### Extract to read
Command A+ tries to make that second scenario more plausible. Forty-eight languages, multimodal document processing, RAG, tool use, reasoning, and 128K context are all ingredients for internal enterprise knowledge work. Sovereign AI sounds large, but in practice it often becomes a smaller question: can an agent process this bundle of PDFs and spreadsheets without sending them outside our boundary?

What still needs checking

Command A+ arrives with strong claims and several caveats. First, most performance figures come from Cohere. The company also mentions a 37 score on the Artificial Analysis Intelligence Index, but developers will care more about stability on their own workload. Tool-use models are especially hard to judge by benchmark score alone. The failure mode matters: whether the model chooses the wrong tool, follows JSON schemas reliably, remembers earlier decisions in long conversations, and separates retrieval results from its own reasoning.

Second, the hardware threshold is still high. Two H100s may be realistic for an enterprise trying to reduce cloud API dependency, but it is not a broad open-source community threshold. Even if W4A4 claims near-lossless quality, reasoning-heavy models can accumulate small quantization errors across long reasoning paths. Cohere's model card says reasoning models are sensitive to quantization loss and describes a selective approach where MoE experts are quantized while the attention path, KV cache, and some other components remain at full precision. Whether that holds up across diverse work will take time.

### Study questions
- a) In the text about Command A+, what score does the company mention on the Artificial Analysis Intelligence Index?
- b) Extend the text about Command A+ past its last sentence.

### Input data

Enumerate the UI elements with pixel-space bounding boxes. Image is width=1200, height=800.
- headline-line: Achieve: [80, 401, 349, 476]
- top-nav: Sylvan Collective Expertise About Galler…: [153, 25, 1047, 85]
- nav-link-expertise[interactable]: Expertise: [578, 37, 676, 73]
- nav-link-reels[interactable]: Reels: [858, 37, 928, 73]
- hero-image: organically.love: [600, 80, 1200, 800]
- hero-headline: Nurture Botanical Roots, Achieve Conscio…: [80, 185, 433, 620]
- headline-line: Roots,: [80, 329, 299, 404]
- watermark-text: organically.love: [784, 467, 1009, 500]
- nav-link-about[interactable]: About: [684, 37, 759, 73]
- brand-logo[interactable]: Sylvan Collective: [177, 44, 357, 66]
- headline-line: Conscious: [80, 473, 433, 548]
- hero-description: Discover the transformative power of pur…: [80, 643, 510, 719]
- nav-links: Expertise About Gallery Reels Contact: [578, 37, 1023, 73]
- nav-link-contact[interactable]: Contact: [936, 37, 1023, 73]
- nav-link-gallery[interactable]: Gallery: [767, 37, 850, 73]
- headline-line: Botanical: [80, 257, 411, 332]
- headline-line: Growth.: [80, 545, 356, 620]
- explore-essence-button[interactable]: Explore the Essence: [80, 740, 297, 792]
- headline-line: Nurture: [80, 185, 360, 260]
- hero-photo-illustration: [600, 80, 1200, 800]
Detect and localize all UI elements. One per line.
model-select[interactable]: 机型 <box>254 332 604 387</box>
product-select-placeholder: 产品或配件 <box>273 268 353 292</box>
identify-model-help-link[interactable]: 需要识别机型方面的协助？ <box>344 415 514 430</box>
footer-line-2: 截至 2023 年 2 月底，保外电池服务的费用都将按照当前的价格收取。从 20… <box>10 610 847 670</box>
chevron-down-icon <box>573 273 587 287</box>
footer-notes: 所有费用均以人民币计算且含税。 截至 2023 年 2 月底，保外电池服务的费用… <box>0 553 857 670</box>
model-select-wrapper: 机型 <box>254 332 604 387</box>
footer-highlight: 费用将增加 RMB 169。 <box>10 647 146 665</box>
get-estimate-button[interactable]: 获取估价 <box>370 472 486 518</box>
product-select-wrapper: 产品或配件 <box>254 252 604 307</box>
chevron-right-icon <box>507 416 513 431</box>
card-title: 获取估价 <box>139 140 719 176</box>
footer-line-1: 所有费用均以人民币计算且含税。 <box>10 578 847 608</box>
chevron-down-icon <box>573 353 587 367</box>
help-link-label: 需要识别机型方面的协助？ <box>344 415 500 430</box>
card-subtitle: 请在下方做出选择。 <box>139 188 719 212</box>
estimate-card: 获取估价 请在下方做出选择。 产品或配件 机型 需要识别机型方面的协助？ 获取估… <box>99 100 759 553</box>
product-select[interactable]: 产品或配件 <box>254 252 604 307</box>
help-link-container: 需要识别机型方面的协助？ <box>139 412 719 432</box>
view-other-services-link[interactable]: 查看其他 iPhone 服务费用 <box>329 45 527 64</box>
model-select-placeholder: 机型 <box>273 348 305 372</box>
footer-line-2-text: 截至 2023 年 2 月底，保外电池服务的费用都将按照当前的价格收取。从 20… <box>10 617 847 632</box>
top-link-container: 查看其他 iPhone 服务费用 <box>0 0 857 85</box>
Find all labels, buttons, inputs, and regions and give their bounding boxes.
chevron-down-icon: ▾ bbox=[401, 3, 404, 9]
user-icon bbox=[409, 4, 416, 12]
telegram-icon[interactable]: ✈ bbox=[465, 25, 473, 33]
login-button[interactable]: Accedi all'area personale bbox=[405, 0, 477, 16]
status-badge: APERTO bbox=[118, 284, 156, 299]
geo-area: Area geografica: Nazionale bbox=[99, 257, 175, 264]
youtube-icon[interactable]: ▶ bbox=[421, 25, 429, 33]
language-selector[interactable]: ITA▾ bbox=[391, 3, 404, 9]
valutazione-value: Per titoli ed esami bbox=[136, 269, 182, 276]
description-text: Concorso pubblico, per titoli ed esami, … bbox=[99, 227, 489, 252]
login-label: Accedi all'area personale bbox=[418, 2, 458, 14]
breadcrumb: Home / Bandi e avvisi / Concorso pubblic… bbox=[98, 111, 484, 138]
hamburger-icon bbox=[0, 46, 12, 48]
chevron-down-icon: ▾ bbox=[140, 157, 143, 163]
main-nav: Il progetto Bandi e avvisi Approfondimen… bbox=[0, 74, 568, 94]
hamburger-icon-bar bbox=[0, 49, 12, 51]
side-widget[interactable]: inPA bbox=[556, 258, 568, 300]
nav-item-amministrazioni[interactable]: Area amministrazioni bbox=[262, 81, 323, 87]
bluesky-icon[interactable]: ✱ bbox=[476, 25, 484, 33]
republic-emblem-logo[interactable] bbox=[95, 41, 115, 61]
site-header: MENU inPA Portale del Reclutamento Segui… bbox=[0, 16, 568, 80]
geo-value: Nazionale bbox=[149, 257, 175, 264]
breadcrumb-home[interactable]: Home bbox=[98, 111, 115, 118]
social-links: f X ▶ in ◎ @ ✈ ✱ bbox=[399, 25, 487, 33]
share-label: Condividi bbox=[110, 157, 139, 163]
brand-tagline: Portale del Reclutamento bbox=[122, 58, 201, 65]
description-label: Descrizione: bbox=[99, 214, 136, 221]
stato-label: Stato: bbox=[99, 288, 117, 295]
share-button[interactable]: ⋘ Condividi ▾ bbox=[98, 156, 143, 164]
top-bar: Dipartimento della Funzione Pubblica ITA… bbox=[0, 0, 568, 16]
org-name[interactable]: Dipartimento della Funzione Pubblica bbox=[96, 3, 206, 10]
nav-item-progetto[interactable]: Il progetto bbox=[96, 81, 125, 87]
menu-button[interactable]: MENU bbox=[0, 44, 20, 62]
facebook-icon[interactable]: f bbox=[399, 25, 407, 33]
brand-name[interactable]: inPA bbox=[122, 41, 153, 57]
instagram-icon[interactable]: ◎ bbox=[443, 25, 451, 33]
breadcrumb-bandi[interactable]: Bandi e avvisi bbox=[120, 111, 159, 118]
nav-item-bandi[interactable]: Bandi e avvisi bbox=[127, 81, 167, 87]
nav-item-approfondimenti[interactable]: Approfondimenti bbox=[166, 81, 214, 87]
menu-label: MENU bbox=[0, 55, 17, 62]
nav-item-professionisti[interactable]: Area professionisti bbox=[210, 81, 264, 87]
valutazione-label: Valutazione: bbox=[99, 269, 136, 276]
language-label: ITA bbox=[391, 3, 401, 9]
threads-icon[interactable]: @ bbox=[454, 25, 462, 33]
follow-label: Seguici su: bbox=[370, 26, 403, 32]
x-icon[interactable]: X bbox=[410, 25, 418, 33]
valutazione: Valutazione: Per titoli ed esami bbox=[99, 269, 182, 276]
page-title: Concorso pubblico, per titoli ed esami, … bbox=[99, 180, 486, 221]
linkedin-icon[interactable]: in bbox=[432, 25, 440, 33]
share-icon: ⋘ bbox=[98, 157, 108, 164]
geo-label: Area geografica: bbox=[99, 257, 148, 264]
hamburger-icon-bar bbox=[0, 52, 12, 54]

### Expected responses
- a) A score of 37.

- b)
Third, context length is a tradeoff. A 128K input window is long, but some community users compared it unfavorably with the earlier 256K Command A. In enterprise RAG, search, summarization, memory, and permission filtering can matter more than stuffing everything into a long context. Still, for use cases that want entire document sets in one pass, teams will need to compare whether 128K is a strength or limitation against alternatives.

The practical questions for builders

For AI developers and platform teams, the useful takeaway is a set of questions rather than an immediate verdict.

First, what is the real bottleneck in your organization's AI cost: model pricing, data movement restrictions, or GPU operations? Command A+ matters more to organizations that already have or are willing to build the third capability.

Second, how sensitive are the tools your agents call? If CRM, ERP, databases, code repositories, or document stores are connected, model placement becomes a security and audit decision.

Third, is multilingual cost a real problem? If a workflow uses Korean, Japanese, Arabic, or other languages where tokenization changes cost, Cohere's tokenizer claim is worth testing on actual documents.

Fourth, who owns the responsibility boundary when you operate a public model yourself? Compared with an API provider that manages model updates, security patches, and serving stability, self-hosting gives more control and more operational burden at the same time.

A release of deployment rights

The shortest version of Command A+ is this: Cohere opened the deployment rights for an enterprise-agent model. Open source is an accurate term, but the launch feels closer to enterprise infrastructure than hobbyist local AI. Apache 2.0 licensing, the two-H100 minimum setup, 48 languages, 128K input, tool use, and vLLM/Transformers support all point in the same direction. It is aimed at teams moving from renting model access toward operating models.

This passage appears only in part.